REQUIRED TASK
Find all the lines with "Dame" and gather them.

########################################

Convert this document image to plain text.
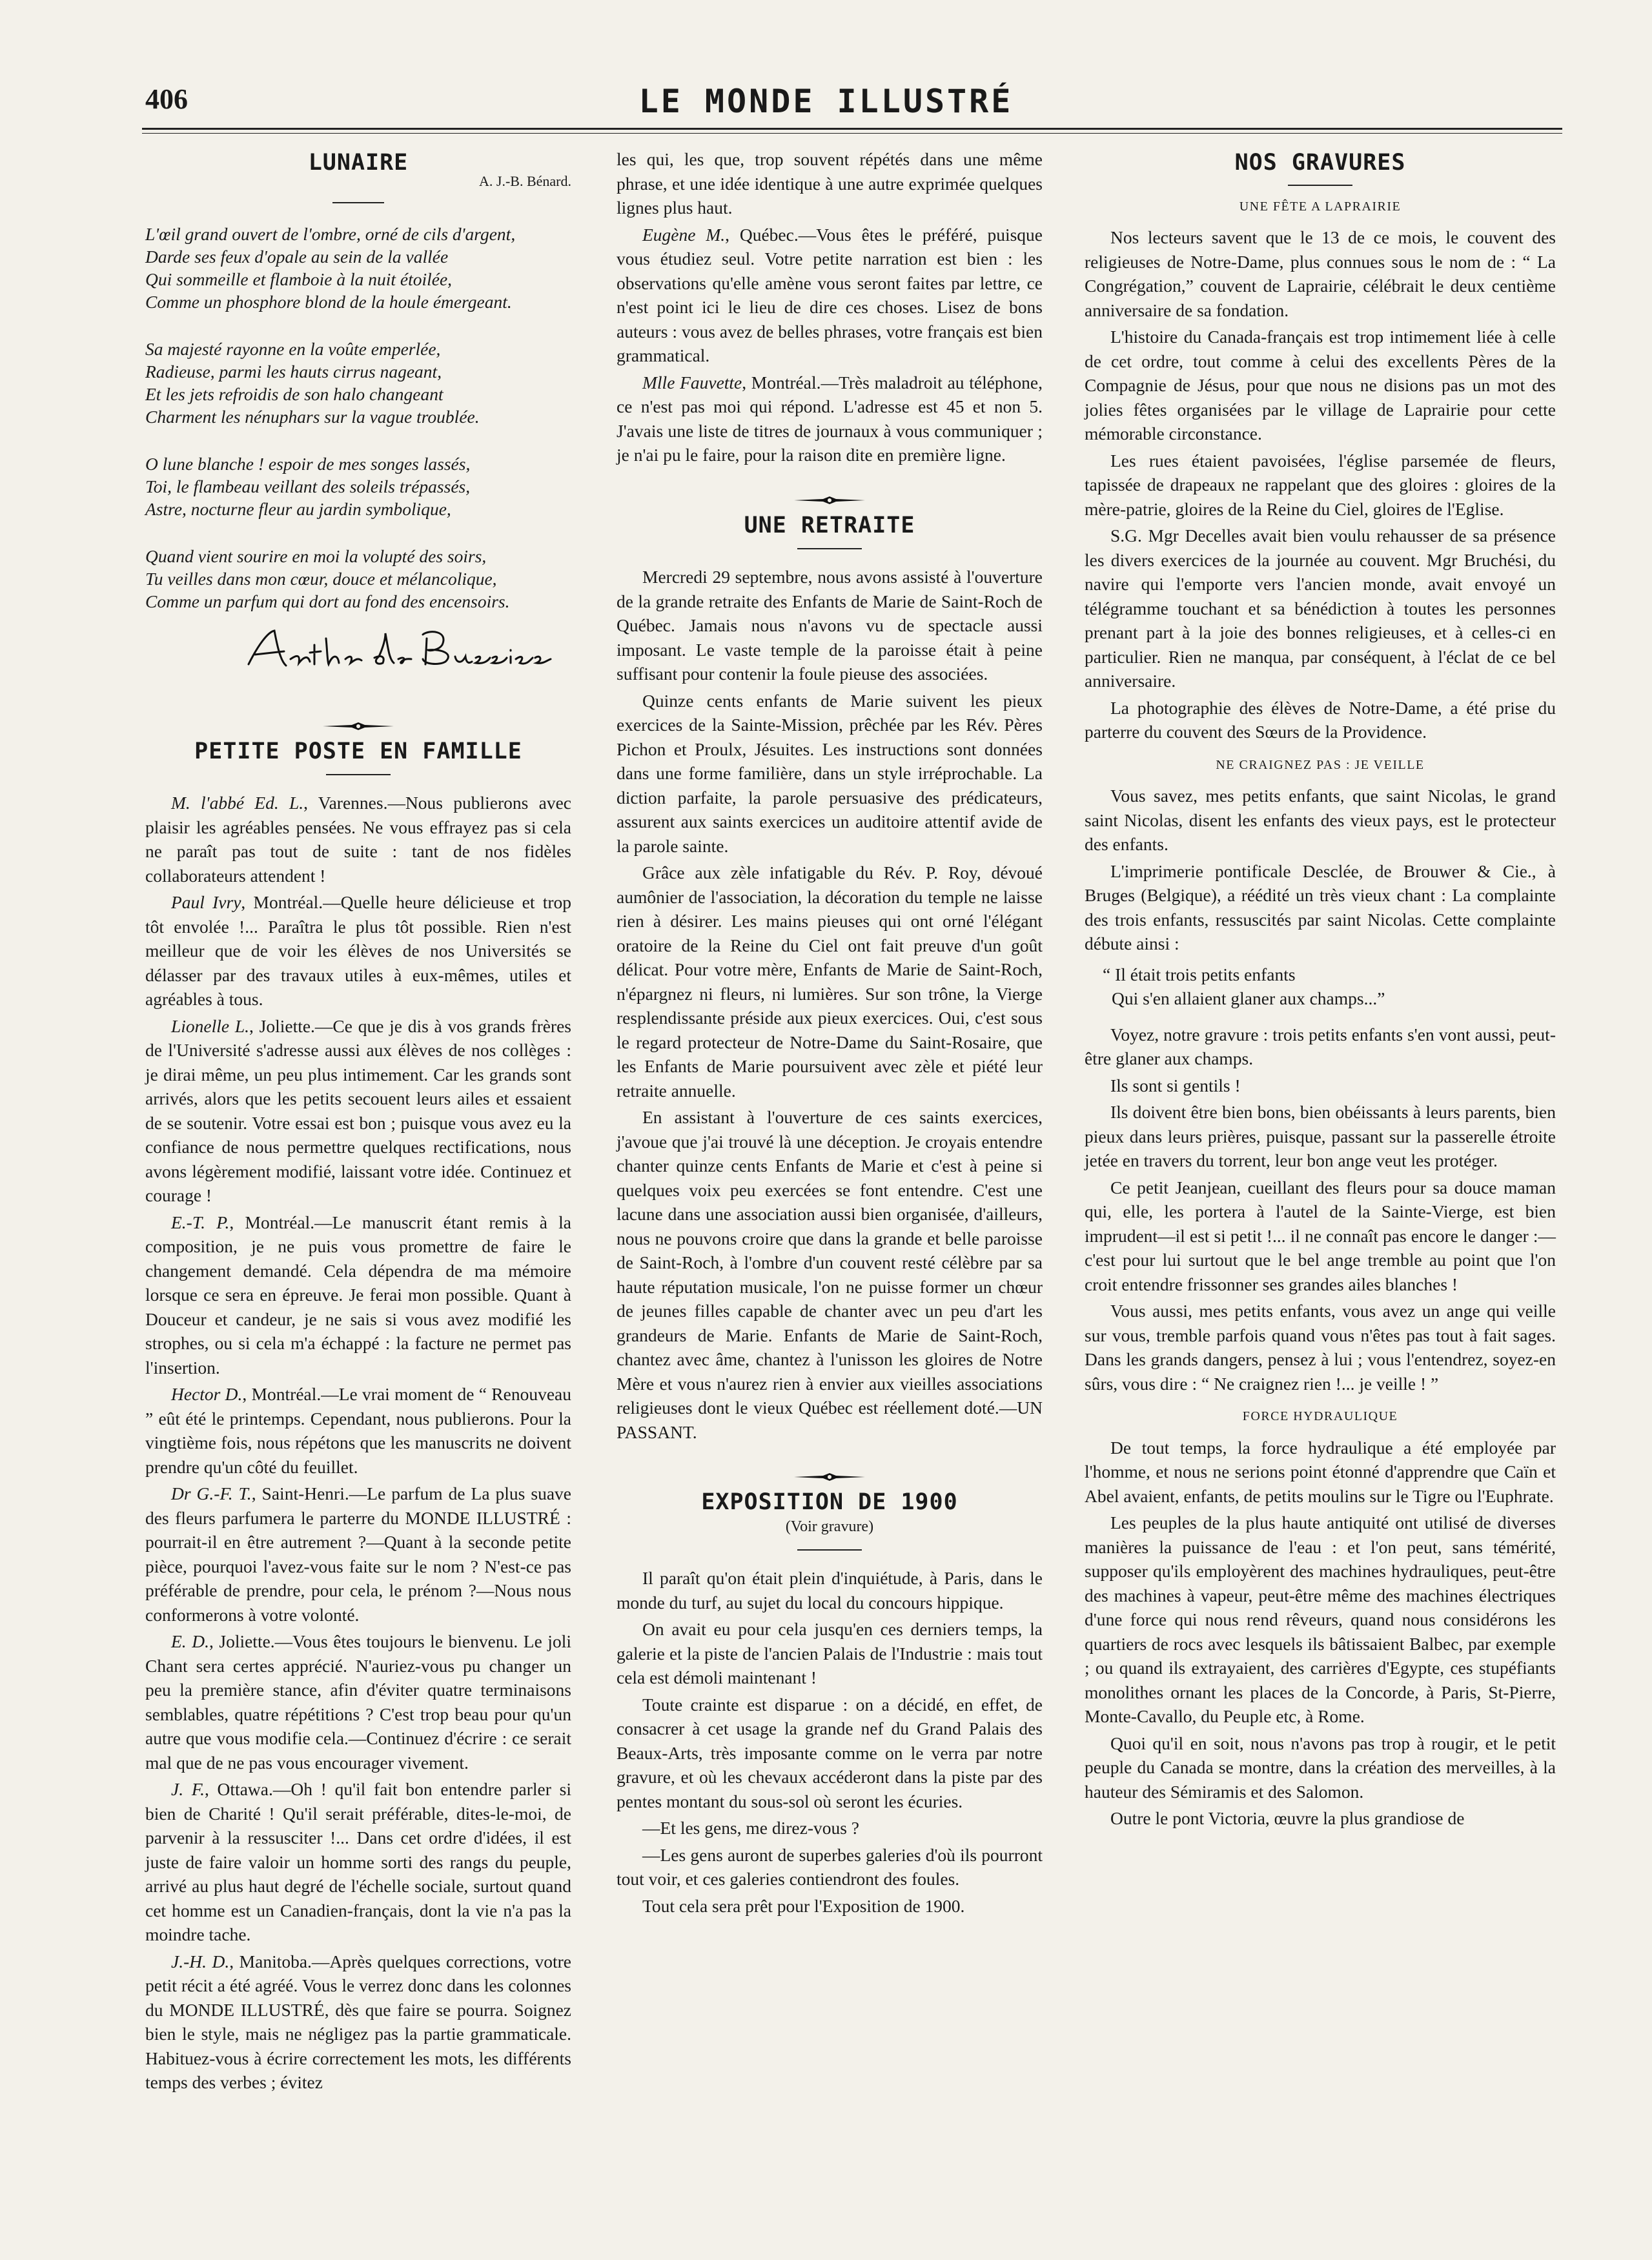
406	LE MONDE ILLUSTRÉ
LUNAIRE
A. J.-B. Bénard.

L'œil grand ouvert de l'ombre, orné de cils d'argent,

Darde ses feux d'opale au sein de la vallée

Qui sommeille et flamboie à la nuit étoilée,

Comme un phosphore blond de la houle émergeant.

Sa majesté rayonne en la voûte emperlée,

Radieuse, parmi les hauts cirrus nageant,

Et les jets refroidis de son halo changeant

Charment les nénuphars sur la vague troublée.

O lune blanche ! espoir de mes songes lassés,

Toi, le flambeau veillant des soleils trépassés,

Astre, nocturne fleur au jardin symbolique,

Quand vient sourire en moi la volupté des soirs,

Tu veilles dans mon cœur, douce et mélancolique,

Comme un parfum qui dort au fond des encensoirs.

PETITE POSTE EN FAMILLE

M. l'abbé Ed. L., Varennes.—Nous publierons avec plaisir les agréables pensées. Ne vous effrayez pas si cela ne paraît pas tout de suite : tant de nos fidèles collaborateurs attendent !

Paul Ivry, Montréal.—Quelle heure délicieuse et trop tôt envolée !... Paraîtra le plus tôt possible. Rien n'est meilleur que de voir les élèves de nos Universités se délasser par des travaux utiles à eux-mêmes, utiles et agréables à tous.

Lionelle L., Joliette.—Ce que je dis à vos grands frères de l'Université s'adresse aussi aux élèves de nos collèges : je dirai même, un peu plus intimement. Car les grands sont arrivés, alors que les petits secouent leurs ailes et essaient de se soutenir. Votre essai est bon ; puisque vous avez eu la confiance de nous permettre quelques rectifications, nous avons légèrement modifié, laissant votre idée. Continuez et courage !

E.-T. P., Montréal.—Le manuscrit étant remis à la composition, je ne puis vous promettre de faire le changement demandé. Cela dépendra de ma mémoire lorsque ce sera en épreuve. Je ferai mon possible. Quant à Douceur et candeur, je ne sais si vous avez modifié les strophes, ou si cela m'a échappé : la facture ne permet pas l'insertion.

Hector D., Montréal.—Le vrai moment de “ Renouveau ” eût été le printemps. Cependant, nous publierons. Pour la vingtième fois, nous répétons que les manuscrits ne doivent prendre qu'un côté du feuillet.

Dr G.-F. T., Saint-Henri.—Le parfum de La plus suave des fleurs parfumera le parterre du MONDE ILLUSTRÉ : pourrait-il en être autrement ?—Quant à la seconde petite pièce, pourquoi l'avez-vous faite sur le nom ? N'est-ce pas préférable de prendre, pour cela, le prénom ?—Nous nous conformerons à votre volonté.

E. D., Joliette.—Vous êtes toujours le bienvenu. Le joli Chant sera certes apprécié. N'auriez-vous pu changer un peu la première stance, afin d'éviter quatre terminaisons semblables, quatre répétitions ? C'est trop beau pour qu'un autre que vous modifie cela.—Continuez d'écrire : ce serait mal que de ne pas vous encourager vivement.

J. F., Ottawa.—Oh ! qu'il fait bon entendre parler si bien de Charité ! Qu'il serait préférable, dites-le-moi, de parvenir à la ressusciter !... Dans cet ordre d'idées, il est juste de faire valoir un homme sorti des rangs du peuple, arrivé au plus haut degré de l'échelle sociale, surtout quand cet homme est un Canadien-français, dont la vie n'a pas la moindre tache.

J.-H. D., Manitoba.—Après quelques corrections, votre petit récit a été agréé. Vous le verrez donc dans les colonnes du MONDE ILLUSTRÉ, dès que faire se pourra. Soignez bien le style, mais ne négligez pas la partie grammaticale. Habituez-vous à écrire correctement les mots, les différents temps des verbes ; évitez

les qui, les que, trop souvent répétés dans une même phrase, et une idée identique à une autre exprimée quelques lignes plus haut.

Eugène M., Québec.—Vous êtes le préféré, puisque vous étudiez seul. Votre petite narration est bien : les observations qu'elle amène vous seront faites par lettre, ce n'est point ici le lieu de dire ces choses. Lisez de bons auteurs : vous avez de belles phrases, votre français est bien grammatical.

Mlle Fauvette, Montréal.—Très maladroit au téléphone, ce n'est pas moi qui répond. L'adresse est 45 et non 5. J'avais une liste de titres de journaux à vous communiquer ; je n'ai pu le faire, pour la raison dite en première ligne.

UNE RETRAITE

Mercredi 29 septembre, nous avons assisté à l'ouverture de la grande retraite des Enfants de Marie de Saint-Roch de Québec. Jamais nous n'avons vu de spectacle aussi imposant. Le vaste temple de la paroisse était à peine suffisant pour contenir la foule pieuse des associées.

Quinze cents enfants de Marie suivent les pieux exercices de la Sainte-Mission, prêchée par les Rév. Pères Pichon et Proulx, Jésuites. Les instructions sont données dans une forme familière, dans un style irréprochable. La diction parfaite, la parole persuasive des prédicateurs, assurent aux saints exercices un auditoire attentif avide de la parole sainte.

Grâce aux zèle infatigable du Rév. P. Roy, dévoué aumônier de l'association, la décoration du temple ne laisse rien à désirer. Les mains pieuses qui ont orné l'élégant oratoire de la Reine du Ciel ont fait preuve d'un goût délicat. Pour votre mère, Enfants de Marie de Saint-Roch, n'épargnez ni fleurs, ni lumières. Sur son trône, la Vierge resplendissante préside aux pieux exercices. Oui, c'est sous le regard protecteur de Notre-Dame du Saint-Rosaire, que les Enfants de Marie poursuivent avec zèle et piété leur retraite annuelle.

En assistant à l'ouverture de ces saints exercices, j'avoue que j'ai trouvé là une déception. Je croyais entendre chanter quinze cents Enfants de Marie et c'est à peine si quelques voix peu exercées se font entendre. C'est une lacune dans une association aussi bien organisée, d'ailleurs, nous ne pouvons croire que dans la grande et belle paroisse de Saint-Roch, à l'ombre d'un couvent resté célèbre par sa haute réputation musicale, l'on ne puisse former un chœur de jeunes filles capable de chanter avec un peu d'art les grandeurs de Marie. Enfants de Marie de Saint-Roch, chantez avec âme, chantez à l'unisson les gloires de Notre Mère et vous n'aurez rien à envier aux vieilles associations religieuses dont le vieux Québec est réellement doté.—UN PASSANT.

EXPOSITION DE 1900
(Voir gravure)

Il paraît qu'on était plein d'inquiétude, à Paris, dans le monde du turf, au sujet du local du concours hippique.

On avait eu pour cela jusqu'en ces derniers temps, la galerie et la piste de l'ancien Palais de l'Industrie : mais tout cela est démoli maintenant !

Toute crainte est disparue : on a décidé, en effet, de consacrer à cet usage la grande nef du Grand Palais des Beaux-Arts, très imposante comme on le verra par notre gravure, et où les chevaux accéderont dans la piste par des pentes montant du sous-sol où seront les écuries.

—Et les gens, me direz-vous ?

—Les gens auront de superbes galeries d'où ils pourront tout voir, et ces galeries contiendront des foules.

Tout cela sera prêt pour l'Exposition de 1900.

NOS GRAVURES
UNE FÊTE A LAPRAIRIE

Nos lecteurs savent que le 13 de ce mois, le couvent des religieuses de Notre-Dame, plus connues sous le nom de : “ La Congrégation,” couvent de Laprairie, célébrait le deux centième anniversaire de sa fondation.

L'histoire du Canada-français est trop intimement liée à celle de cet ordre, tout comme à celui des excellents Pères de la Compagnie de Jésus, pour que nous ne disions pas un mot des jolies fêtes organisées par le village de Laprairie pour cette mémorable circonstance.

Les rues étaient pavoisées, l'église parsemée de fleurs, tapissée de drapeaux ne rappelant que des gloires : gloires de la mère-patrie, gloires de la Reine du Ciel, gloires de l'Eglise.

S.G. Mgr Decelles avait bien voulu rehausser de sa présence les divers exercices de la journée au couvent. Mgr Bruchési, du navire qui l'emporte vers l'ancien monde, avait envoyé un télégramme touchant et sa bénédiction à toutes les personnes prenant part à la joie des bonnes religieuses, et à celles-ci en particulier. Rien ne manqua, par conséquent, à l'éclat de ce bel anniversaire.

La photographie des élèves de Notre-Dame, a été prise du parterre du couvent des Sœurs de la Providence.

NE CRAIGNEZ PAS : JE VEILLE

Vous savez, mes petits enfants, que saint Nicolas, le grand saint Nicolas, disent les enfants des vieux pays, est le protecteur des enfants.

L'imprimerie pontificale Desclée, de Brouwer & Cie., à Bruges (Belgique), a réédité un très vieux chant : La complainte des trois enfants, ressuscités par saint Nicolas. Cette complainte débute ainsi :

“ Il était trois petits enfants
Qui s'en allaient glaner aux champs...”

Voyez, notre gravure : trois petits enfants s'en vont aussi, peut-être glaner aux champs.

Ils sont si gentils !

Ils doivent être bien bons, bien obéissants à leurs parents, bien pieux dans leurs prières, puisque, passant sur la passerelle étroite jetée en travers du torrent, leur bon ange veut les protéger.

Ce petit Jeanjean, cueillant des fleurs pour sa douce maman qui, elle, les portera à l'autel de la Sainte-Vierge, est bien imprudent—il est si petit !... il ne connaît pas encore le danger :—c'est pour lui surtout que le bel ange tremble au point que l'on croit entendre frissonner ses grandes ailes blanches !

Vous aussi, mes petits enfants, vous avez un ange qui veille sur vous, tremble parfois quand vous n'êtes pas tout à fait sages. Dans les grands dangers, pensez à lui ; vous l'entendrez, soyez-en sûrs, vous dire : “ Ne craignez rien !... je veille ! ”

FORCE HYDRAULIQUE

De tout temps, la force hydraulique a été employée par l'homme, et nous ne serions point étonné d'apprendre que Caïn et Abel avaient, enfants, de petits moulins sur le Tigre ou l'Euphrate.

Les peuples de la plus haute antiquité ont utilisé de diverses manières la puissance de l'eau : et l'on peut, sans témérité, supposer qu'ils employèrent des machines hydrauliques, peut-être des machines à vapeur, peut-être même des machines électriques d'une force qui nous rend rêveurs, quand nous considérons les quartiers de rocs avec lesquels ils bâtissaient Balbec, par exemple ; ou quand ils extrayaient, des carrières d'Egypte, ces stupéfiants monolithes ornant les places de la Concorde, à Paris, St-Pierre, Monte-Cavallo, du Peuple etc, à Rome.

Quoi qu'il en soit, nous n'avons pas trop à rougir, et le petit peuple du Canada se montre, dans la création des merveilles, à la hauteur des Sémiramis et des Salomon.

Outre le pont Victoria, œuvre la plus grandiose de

########################################

FINAL RESULT
Grâce aux zèle infatigable du Rév. P. Roy, dévoué aumônier de l'association, la décoration du temple ne laisse rien à désirer. Les mains pieuses qui ont orné l'élégant oratoire de la Reine du Ciel ont fait preuve d'un goût délicat. Pour votre mère, Enfants de Marie de Saint-Roch, n'épargnez ni fleurs, ni lumières. Sur son trône, la Vierge resplendissante préside aux pieux exercices. Oui, c'est sous le regard protecteur de Notre-Dame du Saint-Rosaire, que les Enfants de Marie poursuivent avec zèle et piété leur retraite annuelle.
Nos lecteurs savent que le 13 de ce mois, le couvent des religieuses de Notre-Dame, plus connues sous le nom de : “ La Congrégation,” couvent de Laprairie, célébrait le deux centième anniversaire de sa fondation.
La photographie des élèves de Notre-Dame, a été prise du parterre du couvent des Sœurs de la Providence.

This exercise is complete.